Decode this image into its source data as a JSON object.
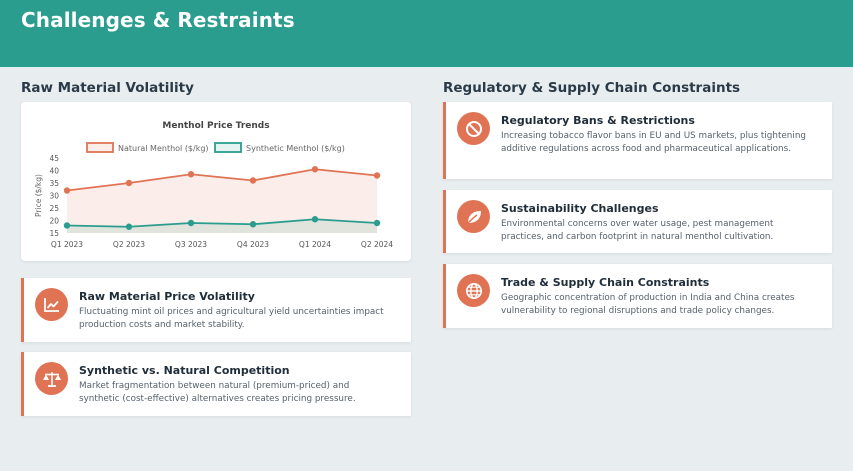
{
  "page": {
    "title": "Challenges & Restraints"
  },
  "left": {
    "heading": "Raw Material Volatility",
    "items": [
      {
        "icon": "chart-line-icon",
        "title": "Raw Material Price Volatility",
        "description": "Fluctuating mint oil prices and agricultural yield uncertainties impact production costs and market stability."
      },
      {
        "icon": "balance-scale-icon",
        "title": "Synthetic vs. Natural Competition",
        "description": "Market fragmentation between natural (premium-priced) and synthetic (cost-effective) alternatives creates pricing pressure."
      }
    ]
  },
  "right": {
    "heading": "Regulatory & Supply Chain Constraints",
    "items": [
      {
        "icon": "ban-icon",
        "title": "Regulatory Bans & Restrictions",
        "description": "Increasing tobacco flavor bans in EU and US markets, plus tightening additive regulations across food and pharmaceutical applications."
      },
      {
        "icon": "leaf-icon",
        "title": "Sustainability Challenges",
        "description": "Environmental concerns over water usage, pest management practices, and carbon footprint in natural menthol cultivation."
      },
      {
        "icon": "globe-icon",
        "title": "Trade & Supply Chain Constraints",
        "description": "Geographic concentration of production in India and China creates vulnerability to regional disruptions and trade policy changes."
      }
    ]
  },
  "colors": {
    "header": "#2a9d8f",
    "accent": "#e07354",
    "natural": "#e07354",
    "synthetic": "#2a9d8f"
  },
  "chart_data": {
    "type": "line",
    "title": "Menthol Price Trends",
    "xlabel": "",
    "ylabel": "Price ($/kg)",
    "categories": [
      "Q1 2023",
      "Q2 2023",
      "Q3 2023",
      "Q4 2023",
      "Q1 2024",
      "Q2 2024"
    ],
    "ylim": [
      15,
      45
    ],
    "yticks": [
      "15",
      "20",
      "25",
      "30",
      "35",
      "40",
      "45"
    ],
    "series": [
      {
        "name": "Natural Menthol ($/kg)",
        "values": [
          32,
          35,
          38.5,
          36,
          40.5,
          38
        ],
        "fill": true
      },
      {
        "name": "Synthetic Menthol ($/kg)",
        "values": [
          18,
          17.5,
          19,
          18.5,
          20.5,
          19
        ],
        "fill": true
      }
    ],
    "legend": "top",
    "grid": false
  }
}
______________________________
Task details:
Produce an exact copy of each line of data, skipping embedded images.

The solution:
Decode this image into its source data as a JSON object.
{
  "page": {
    "title": "Challenges & Restraints"
  },
  "left": {
    "heading": "Raw Material Volatility",
    "items": [
      {
        "icon": "chart-line-icon",
        "title": "Raw Material Price Volatility",
        "description": "Fluctuating mint oil prices and agricultural yield uncertainties impact production costs and market stability."
      },
      {
        "icon": "balance-scale-icon",
        "title": "Synthetic vs. Natural Competition",
        "description": "Market fragmentation between natural (premium-priced) and synthetic (cost-effective) alternatives creates pricing pressure."
      }
    ]
  },
  "right": {
    "heading": "Regulatory & Supply Chain Constraints",
    "items": [
      {
        "icon": "ban-icon",
        "title": "Regulatory Bans & Restrictions",
        "description": "Increasing tobacco flavor bans in EU and US markets, plus tightening additive regulations across food and pharmaceutical applications."
      },
      {
        "icon": "leaf-icon",
        "title": "Sustainability Challenges",
        "description": "Environmental concerns over water usage, pest management practices, and carbon footprint in natural menthol cultivation."
      },
      {
        "icon": "globe-icon",
        "title": "Trade & Supply Chain Constraints",
        "description": "Geographic concentration of production in India and China creates vulnerability to regional disruptions and trade policy changes."
      }
    ]
  },
  "colors": {
    "header": "#2a9d8f",
    "accent": "#e07354",
    "natural": "#e07354",
    "synthetic": "#2a9d8f"
  },
  "chart_data": {
    "type": "line",
    "title": "Menthol Price Trends",
    "xlabel": "",
    "ylabel": "Price ($/kg)",
    "categories": [
      "Q1 2023",
      "Q2 2023",
      "Q3 2023",
      "Q4 2023",
      "Q1 2024",
      "Q2 2024"
    ],
    "ylim": [
      15,
      45
    ],
    "yticks": [
      "15",
      "20",
      "25",
      "30",
      "35",
      "40",
      "45"
    ],
    "series": [
      {
        "name": "Natural Menthol ($/kg)",
        "values": [
          32,
          35,
          38.5,
          36,
          40.5,
          38
        ],
        "fill": true
      },
      {
        "name": "Synthetic Menthol ($/kg)",
        "values": [
          18,
          17.5,
          19,
          18.5,
          20.5,
          19
        ],
        "fill": true
      }
    ],
    "legend": "top",
    "grid": false
  }
}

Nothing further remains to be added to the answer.